WHAT THIS TASK INVOLVES >> Filter this data down to the lines that hold "possible", and copy them.

-------- EXTRACTED RECORDS --------

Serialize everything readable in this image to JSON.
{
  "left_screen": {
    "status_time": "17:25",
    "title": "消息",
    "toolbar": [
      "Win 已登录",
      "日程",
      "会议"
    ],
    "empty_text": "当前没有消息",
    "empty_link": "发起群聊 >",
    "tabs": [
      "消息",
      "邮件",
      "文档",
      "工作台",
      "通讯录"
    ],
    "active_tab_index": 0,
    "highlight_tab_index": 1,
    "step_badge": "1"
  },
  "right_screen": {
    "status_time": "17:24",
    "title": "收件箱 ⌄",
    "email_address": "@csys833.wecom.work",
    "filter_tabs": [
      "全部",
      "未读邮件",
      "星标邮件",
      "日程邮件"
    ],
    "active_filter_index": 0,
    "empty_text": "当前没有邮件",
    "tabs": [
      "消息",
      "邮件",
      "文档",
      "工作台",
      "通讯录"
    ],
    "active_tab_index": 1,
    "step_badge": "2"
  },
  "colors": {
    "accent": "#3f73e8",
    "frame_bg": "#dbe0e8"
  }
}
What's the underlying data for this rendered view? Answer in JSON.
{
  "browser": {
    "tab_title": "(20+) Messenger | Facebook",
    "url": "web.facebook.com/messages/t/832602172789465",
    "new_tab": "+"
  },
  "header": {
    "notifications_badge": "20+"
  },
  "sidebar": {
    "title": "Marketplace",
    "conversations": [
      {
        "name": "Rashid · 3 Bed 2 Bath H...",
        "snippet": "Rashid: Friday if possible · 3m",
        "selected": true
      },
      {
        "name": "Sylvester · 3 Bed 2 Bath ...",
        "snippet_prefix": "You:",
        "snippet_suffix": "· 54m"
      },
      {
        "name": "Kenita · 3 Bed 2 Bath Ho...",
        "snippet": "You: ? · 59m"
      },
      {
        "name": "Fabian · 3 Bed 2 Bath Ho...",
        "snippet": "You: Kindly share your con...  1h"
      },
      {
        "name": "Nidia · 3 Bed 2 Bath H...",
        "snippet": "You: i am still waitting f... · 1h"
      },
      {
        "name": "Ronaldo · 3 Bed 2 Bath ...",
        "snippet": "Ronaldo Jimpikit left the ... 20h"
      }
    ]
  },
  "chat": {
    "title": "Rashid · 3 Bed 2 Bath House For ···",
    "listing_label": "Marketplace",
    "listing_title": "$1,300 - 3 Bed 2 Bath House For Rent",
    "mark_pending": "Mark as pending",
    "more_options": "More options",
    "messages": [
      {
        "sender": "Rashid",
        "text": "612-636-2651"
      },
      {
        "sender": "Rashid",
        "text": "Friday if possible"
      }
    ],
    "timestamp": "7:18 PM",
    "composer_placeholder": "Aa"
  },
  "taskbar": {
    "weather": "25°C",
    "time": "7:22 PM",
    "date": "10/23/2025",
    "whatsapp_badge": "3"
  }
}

--------

EXPECTED ANSWER >>
        "snippet": "Rashid: Friday if possible · 3m",
        "text": "Friday if possible"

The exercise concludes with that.